TASK DIRECTIONS ->
Write out the material below again, unchanged.

RECORDS SHOWN ->
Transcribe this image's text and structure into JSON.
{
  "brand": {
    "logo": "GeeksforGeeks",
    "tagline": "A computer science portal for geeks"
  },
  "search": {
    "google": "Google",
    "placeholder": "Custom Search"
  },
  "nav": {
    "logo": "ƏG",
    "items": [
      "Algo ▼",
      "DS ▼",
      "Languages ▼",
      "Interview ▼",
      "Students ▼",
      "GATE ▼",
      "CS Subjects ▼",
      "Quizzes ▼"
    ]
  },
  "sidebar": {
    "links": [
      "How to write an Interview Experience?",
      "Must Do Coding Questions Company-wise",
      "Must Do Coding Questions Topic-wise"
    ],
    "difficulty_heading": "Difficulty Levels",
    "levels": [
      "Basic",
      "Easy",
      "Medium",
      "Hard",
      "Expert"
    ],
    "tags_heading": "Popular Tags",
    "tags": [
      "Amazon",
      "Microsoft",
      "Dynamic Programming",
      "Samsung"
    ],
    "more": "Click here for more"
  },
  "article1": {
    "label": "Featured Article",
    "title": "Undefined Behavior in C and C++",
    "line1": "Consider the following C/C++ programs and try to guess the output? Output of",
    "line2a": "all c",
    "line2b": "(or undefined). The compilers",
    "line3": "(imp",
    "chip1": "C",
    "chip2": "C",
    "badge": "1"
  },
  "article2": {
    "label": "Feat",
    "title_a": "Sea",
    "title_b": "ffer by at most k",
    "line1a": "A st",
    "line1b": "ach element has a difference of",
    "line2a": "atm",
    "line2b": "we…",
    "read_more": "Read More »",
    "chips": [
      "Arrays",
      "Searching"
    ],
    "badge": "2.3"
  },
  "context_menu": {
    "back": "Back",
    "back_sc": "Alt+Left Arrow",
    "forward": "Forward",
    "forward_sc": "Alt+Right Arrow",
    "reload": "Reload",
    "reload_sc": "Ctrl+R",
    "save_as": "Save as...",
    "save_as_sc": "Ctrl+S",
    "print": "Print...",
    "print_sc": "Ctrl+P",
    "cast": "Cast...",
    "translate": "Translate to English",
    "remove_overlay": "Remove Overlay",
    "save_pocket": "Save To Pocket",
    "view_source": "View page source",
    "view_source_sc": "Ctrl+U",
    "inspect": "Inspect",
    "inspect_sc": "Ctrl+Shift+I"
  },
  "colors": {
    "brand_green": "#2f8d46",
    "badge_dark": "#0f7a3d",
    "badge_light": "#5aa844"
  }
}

PROBLEM SOLUTION ->
Transcribe this image's text and structure into JSON.
{
  "brand": {
    "logo": "GeeksforGeeks",
    "tagline": "A computer science portal for geeks"
  },
  "search": {
    "google": "Google",
    "placeholder": "Custom Search"
  },
  "nav": {
    "logo": "ƏG",
    "items": [
      "Algo ▼",
      "DS ▼",
      "Languages ▼",
      "Interview ▼",
      "Students ▼",
      "GATE ▼",
      "CS Subjects ▼",
      "Quizzes ▼"
    ]
  },
  "sidebar": {
    "links": [
      "How to write an Interview Experience?",
      "Must Do Coding Questions Company-wise",
      "Must Do Coding Questions Topic-wise"
    ],
    "difficulty_heading": "Difficulty Levels",
    "levels": [
      "Basic",
      "Easy",
      "Medium",
      "Hard",
      "Expert"
    ],
    "tags_heading": "Popular Tags",
    "tags": [
      "Amazon",
      "Microsoft",
      "Dynamic Programming",
      "Samsung"
    ],
    "more": "Click here for more"
  },
  "article1": {
    "label": "Featured Article",
    "title": "Undefined Behavior in C and C++",
    "line1": "Consider the following C/C++ programs and try to guess the output? Output of",
    "line2a": "all c",
    "line2b": "(or undefined). The compilers",
    "line3": "(imp",
    "chip1": "C",
    "chip2": "C",
    "badge": "1"
  },
  "article2": {
    "label": "Feat",
    "title_a": "Sea",
    "title_b": "ffer by at most k",
    "line1a": "A st",
    "line1b": "ach element has a difference of",
    "line2a": "atm",
    "line2b": "we…",
    "read_more": "Read More »",
    "chips": [
      "Arrays",
      "Searching"
    ],
    "badge": "2.3"
  },
  "context_menu": {
    "back": "Back",
    "back_sc": "Alt+Left Arrow",
    "forward": "Forward",
    "forward_sc": "Alt+Right Arrow",
    "reload": "Reload",
    "reload_sc": "Ctrl+R",
    "save_as": "Save as...",
    "save_as_sc": "Ctrl+S",
    "print": "Print...",
    "print_sc": "Ctrl+P",
    "cast": "Cast...",
    "translate": "Translate to English",
    "remove_overlay": "Remove Overlay",
    "save_pocket": "Save To Pocket",
    "view_source": "View page source",
    "view_source_sc": "Ctrl+U",
    "inspect": "Inspect",
    "inspect_sc": "Ctrl+Shift+I"
  },
  "colors": {
    "brand_green": "#2f8d46",
    "badge_dark": "#0f7a3d",
    "badge_light": "#5aa844"
  }
}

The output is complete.